**Exercise**
The records below must be written out exactly, with every picture left behind.

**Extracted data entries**
* * * *

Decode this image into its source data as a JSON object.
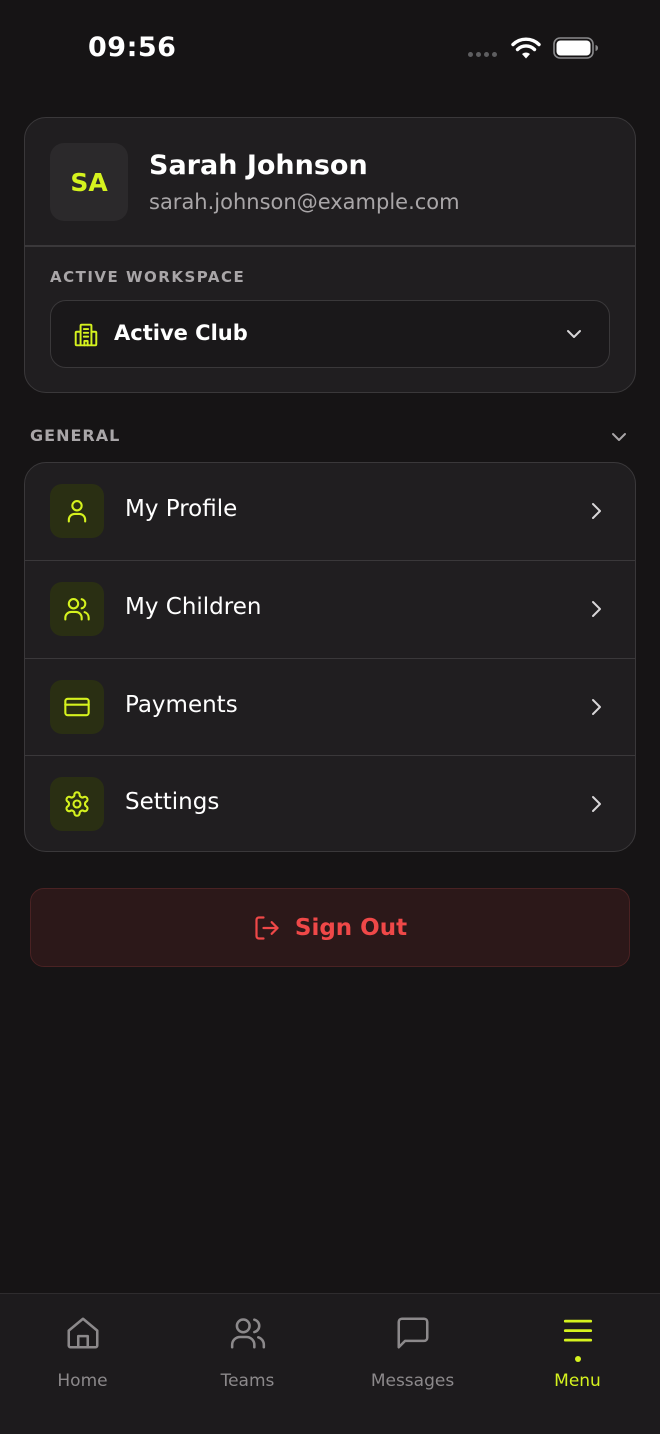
{
  "status_bar": {
    "time": "09:56",
    "icons": [
      "signal-dots-icon",
      "wifi-icon",
      "battery-icon"
    ]
  },
  "profile": {
    "initials": "SA",
    "name": "Sarah Johnson",
    "email": "sarah.johnson@example.com"
  },
  "workspace": {
    "label": "ACTIVE WORKSPACE",
    "selected": "Active Club",
    "icon": "building-icon"
  },
  "general": {
    "label": "GENERAL",
    "items": [
      {
        "label": "My Profile",
        "icon": "user-icon"
      },
      {
        "label": "My Children",
        "icon": "users-icon"
      },
      {
        "label": "Payments",
        "icon": "credit-card-icon"
      },
      {
        "label": "Settings",
        "icon": "gear-icon"
      }
    ]
  },
  "sign_out": {
    "label": "Sign Out",
    "icon": "logout-icon"
  },
  "bottom_nav": {
    "items": [
      {
        "label": "Home",
        "icon": "home-icon",
        "active": false
      },
      {
        "label": "Teams",
        "icon": "users-icon",
        "active": false
      },
      {
        "label": "Messages",
        "icon": "message-icon",
        "active": false
      },
      {
        "label": "Menu",
        "icon": "menu-icon",
        "active": true
      }
    ]
  },
  "colors": {
    "background": "#161415",
    "card": "#201e20",
    "accent": "#d5f21e",
    "danger": "#ef4848",
    "muted_text": "#a9a6a8"
  }
}
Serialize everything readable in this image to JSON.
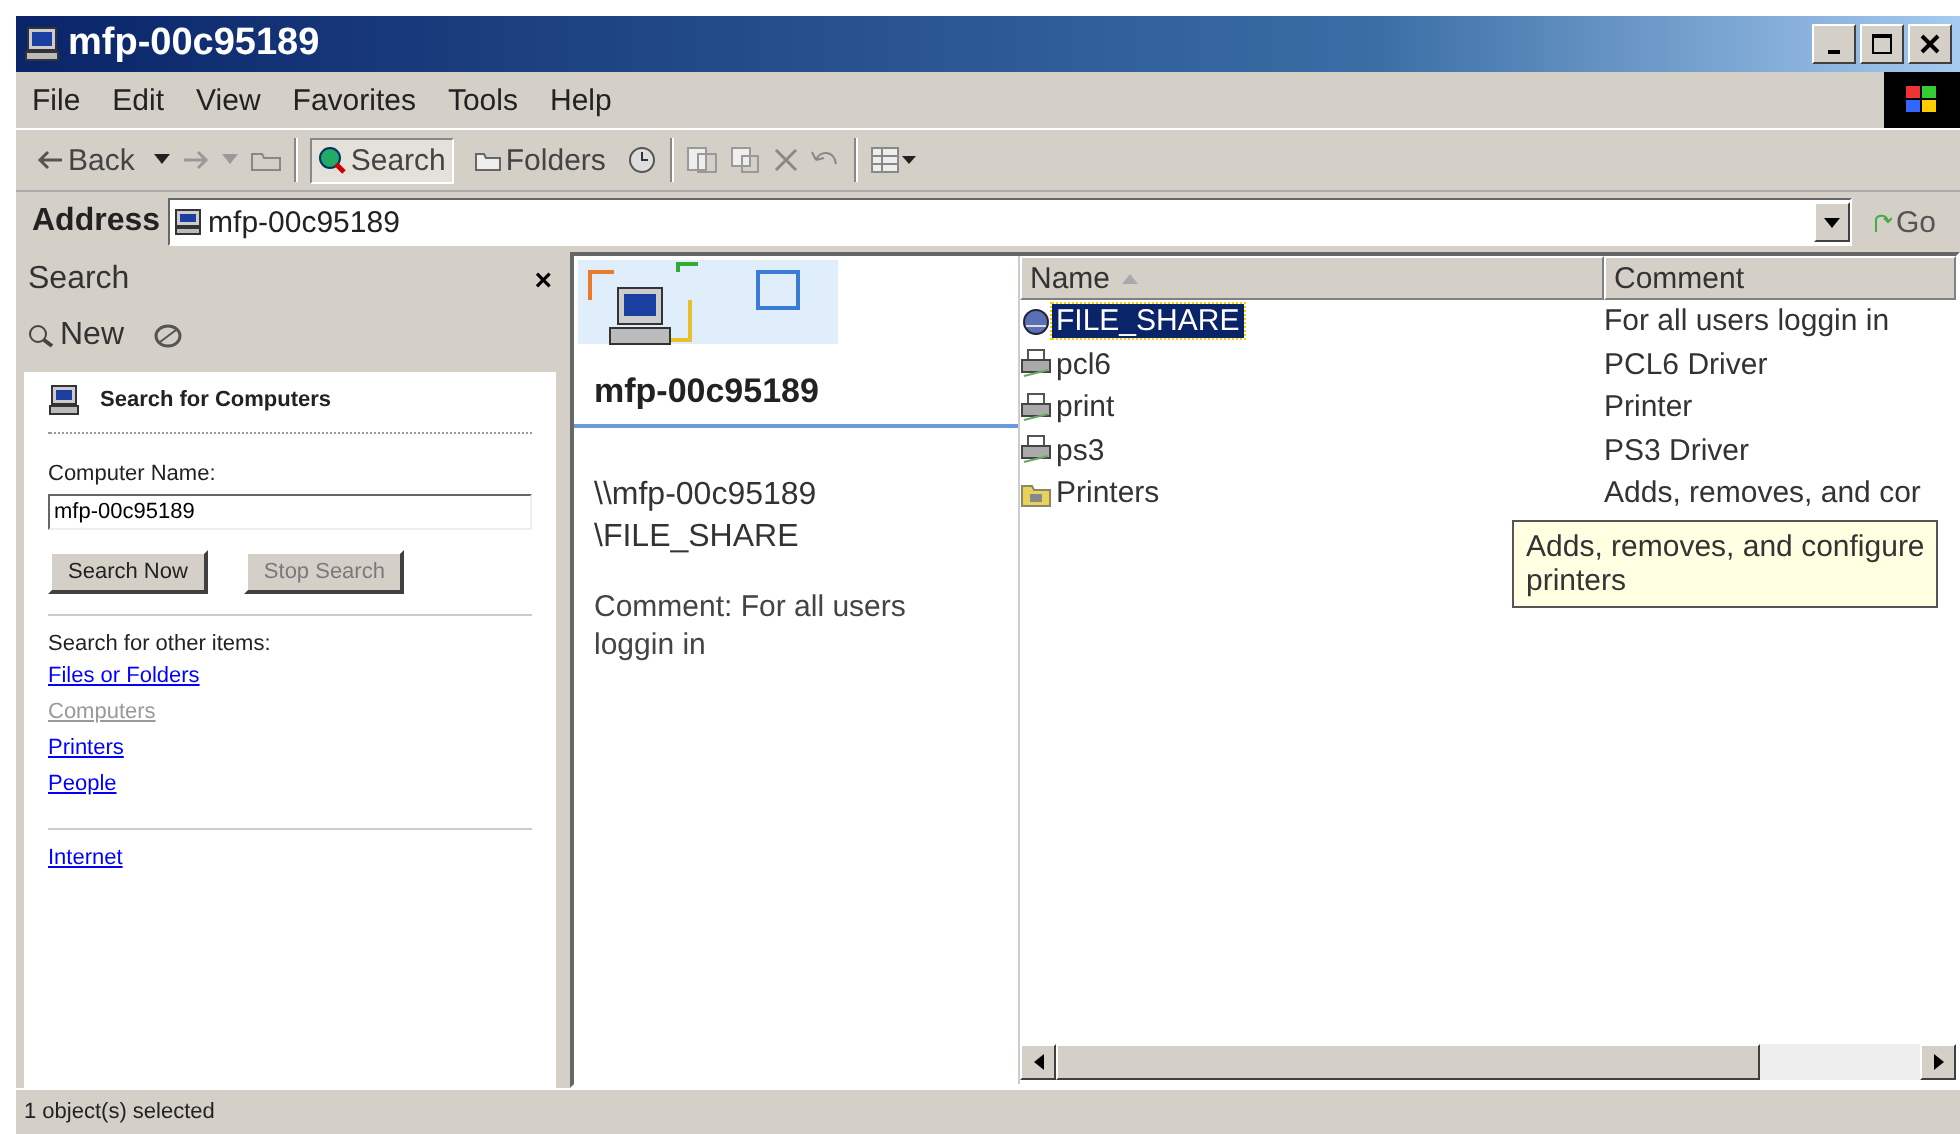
{
  "window": {
    "title": "mfp-00c95189"
  },
  "menu": [
    "File",
    "Edit",
    "View",
    "Favorites",
    "Tools",
    "Help"
  ],
  "toolbar": [
    {
      "kind": "back",
      "label": "Back"
    },
    {
      "kind": "search",
      "label": "Search"
    },
    {
      "kind": "folders",
      "label": "Folders"
    }
  ],
  "address": {
    "label": "Address",
    "value": "mfp-00c95189",
    "go": "Go"
  },
  "search_pane": {
    "title": "Search",
    "close": "×",
    "new": "New",
    "heading": "Search for Computers",
    "field_label": "Computer Name:",
    "field_value": "mfp-00c95189",
    "search_button": "Search Now",
    "stop_button": {
      "label": "Stop Search",
      "disabled": true
    },
    "other_label": "Search for other items:",
    "links": [
      {
        "label": "Files or Folders",
        "disabled": false
      },
      {
        "label": "Computers",
        "disabled": true
      },
      {
        "label": "Printers",
        "disabled": false
      },
      {
        "label": "People",
        "disabled": false
      }
    ],
    "internet": "Internet"
  },
  "details": {
    "title": "mfp-00c95189",
    "path_line1": "\\\\mfp-00c95189",
    "path_line2": "\\FILE_SHARE",
    "comment": "Comment: For all users loggin in"
  },
  "table": {
    "columns": [
      "Name",
      "Comment"
    ],
    "rows": [
      {
        "kind": "share",
        "name": "FILE_SHARE",
        "comment": "For all users loggin in",
        "selected": true
      },
      {
        "kind": "printer",
        "name": "pcl6",
        "comment": "PCL6 Driver",
        "selected": false
      },
      {
        "kind": "printer",
        "name": "print",
        "comment": "Printer",
        "selected": false
      },
      {
        "kind": "printer",
        "name": "ps3",
        "comment": "PS3 Driver",
        "selected": false
      },
      {
        "kind": "folder",
        "name": "Printers",
        "comment": "Adds, removes, and cor",
        "selected": false
      }
    ]
  },
  "tooltip": {
    "line1": "Adds, removes, and configure",
    "line2": "printers"
  },
  "status_bar": "1 object(s) selected"
}
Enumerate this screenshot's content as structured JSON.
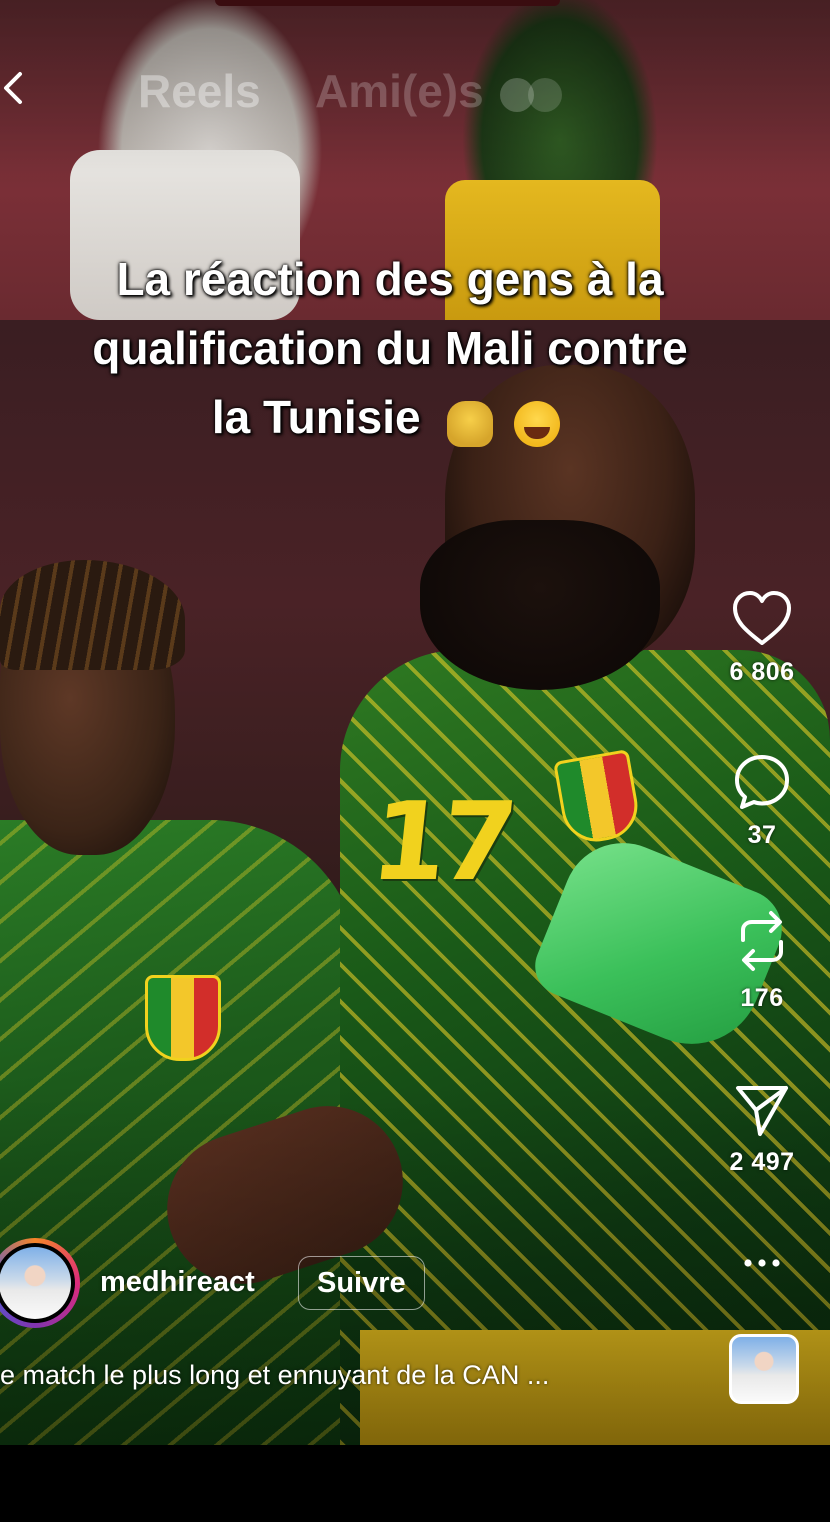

* * * *

**Task output**
Decode this image into its source data as a JSON object.
{
  "status_bar": {
    "time": "09:56",
    "icons": [
      "signal-dots-icon",
      "wifi-icon",
      "battery-icon"
    ]
  },
  "profile": {
    "initials": "SA",
    "name": "Sarah Johnson",
    "email": "sarah.johnson@example.com"
  },
  "workspace": {
    "label": "ACTIVE WORKSPACE",
    "selected": "Active Club",
    "icon": "building-icon"
  },
  "general": {
    "label": "GENERAL",
    "items": [
      {
        "label": "My Profile",
        "icon": "user-icon"
      },
      {
        "label": "My Children",
        "icon": "users-icon"
      },
      {
        "label": "Payments",
        "icon": "credit-card-icon"
      },
      {
        "label": "Settings",
        "icon": "gear-icon"
      }
    ]
  },
  "sign_out": {
    "label": "Sign Out",
    "icon": "logout-icon"
  },
  "bottom_nav": {
    "items": [
      {
        "label": "Home",
        "icon": "home-icon",
        "active": false
      },
      {
        "label": "Teams",
        "icon": "users-icon",
        "active": false
      },
      {
        "label": "Messages",
        "icon": "message-icon",
        "active": false
      },
      {
        "label": "Menu",
        "icon": "menu-icon",
        "active": true
      }
    ]
  },
  "colors": {
    "background": "#161415",
    "card": "#201e20",
    "accent": "#d5f21e",
    "danger": "#ef4848",
    "muted_text": "#a9a6a8"
  }
}
Serialize everything readable in this image to JSON.
{
  "window": {
    "title": "mfp-00c95189"
  },
  "menu": [
    "File",
    "Edit",
    "View",
    "Favorites",
    "Tools",
    "Help"
  ],
  "toolbar": [
    {
      "kind": "back",
      "label": "Back"
    },
    {
      "kind": "search",
      "label": "Search"
    },
    {
      "kind": "folders",
      "label": "Folders"
    }
  ],
  "address": {
    "label": "Address",
    "value": "mfp-00c95189",
    "go": "Go"
  },
  "search_pane": {
    "title": "Search",
    "close": "×",
    "new": "New",
    "heading": "Search for Computers",
    "field_label": "Computer Name:",
    "field_value": "mfp-00c95189",
    "search_button": "Search Now",
    "stop_button": {
      "label": "Stop Search",
      "disabled": true
    },
    "other_label": "Search for other items:",
    "links": [
      {
        "label": "Files or Folders",
        "disabled": false
      },
      {
        "label": "Computers",
        "disabled": true
      },
      {
        "label": "Printers",
        "disabled": false
      },
      {
        "label": "People",
        "disabled": false
      }
    ],
    "internet": "Internet"
  },
  "details": {
    "title": "mfp-00c95189",
    "path_line1": "\\\\mfp-00c95189",
    "path_line2": "\\FILE_SHARE",
    "comment": "Comment: For all users loggin in"
  },
  "table": {
    "columns": [
      "Name",
      "Comment"
    ],
    "rows": [
      {
        "kind": "share",
        "name": "FILE_SHARE",
        "comment": "For all users loggin in",
        "selected": true
      },
      {
        "kind": "printer",
        "name": "pcl6",
        "comment": "PCL6 Driver",
        "selected": false
      },
      {
        "kind": "printer",
        "name": "print",
        "comment": "Printer",
        "selected": false
      },
      {
        "kind": "printer",
        "name": "ps3",
        "comment": "PS3 Driver",
        "selected": false
      },
      {
        "kind": "folder",
        "name": "Printers",
        "comment": "Adds, removes, and cor",
        "selected": false
      }
    ]
  },
  "tooltip": {
    "line1": "Adds, removes, and configure",
    "line2": "printers"
  },
  "status_bar": "1 object(s) selected"
}
Enumerate this screenshot's content as structured JSON.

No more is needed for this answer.